-- start of Input data --

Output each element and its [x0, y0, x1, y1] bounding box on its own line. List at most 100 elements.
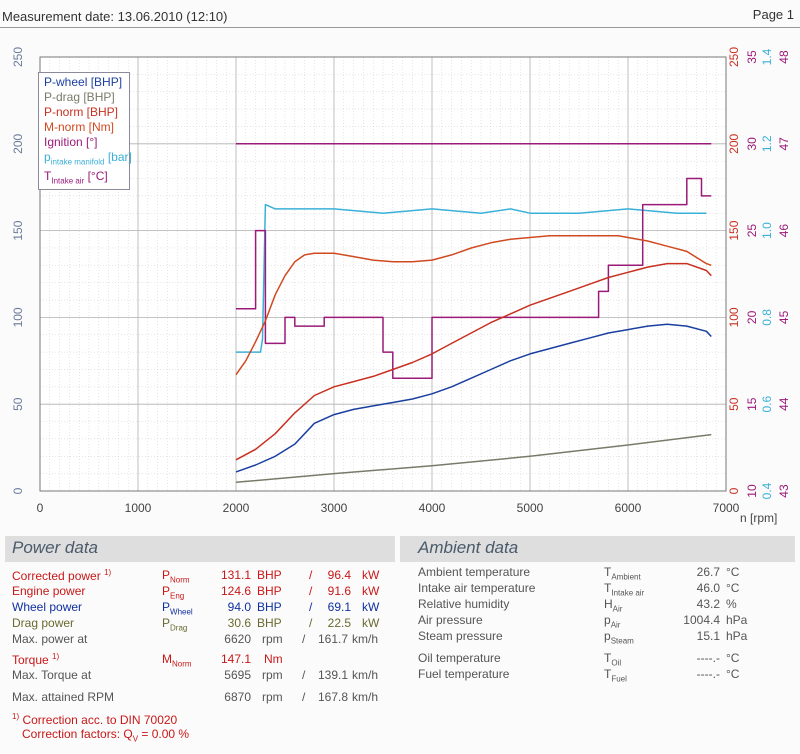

-- end of Input data --
-- start of Input data --

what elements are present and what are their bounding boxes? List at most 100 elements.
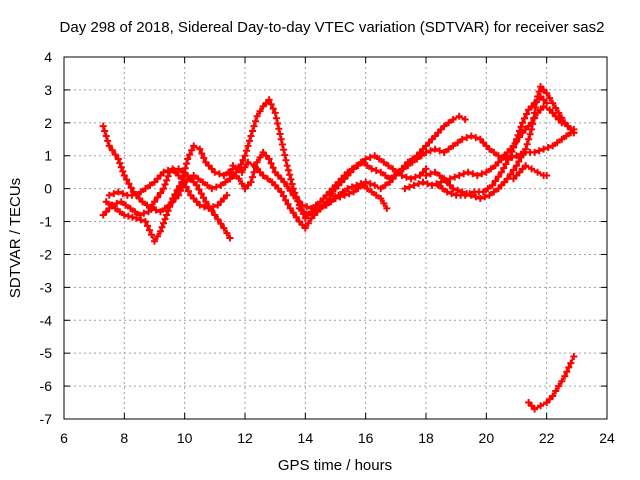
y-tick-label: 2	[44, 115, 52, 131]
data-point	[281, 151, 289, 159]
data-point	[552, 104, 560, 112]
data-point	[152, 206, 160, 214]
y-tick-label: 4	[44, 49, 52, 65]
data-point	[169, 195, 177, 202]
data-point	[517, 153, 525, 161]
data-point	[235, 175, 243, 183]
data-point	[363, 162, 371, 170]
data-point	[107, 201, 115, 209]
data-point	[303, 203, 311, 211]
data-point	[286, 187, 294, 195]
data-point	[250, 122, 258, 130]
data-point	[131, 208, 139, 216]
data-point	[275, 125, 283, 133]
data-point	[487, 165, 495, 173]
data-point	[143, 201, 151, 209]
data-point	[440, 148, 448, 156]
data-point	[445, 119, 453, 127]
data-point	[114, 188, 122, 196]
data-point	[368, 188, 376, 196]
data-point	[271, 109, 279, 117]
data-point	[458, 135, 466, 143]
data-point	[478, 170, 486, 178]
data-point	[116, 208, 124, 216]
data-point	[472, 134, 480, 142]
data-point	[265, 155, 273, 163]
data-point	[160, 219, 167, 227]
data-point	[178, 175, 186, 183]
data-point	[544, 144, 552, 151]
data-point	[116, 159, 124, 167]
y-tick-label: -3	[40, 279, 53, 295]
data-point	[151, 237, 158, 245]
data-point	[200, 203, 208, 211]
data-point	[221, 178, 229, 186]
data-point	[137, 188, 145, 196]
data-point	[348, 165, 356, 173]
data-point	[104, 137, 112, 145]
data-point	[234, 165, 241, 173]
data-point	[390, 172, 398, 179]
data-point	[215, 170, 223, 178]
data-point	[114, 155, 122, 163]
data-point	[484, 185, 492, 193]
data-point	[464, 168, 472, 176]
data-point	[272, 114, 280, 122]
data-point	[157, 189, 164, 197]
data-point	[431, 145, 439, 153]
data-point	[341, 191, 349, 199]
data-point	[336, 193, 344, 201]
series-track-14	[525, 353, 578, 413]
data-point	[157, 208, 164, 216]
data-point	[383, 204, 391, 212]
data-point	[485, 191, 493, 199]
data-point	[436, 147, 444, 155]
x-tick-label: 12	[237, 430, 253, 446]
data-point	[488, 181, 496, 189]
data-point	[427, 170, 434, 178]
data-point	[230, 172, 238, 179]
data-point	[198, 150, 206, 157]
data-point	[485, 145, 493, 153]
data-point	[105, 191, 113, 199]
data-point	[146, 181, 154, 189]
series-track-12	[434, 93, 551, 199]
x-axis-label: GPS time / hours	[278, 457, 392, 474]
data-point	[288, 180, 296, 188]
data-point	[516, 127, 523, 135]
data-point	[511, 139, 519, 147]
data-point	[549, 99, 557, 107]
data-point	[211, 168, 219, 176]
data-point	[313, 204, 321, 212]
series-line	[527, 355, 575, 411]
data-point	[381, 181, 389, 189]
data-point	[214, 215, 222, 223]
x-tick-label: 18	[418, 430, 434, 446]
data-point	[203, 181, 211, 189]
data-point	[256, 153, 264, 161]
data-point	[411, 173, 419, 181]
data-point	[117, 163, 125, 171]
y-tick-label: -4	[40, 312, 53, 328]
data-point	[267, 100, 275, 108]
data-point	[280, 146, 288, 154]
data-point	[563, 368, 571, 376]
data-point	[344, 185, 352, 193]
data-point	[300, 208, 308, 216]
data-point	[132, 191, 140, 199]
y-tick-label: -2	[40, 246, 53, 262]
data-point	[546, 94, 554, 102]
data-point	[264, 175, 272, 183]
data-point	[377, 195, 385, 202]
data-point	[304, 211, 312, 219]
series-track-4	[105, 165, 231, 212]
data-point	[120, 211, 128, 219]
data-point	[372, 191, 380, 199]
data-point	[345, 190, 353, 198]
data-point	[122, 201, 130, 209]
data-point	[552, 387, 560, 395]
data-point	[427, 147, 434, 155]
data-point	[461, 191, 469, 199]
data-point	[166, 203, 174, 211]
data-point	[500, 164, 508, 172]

-- end of Input data --

Your instructions → Please copy the lines above word for word, starting at the line that contains "what elements are" and ending at the line that contains "175, 243, 183]", and leave the pictures out of your answer.

Worked answer →
what elements are present and what are their bounding boxes? List at most 100 elements.
y-tick-label: 2	[44, 115, 52, 131]
data-point	[281, 151, 289, 159]
data-point	[552, 104, 560, 112]
data-point	[152, 206, 160, 214]
y-tick-label: 4	[44, 49, 52, 65]
data-point	[169, 195, 177, 202]
data-point	[517, 153, 525, 161]
data-point	[235, 175, 243, 183]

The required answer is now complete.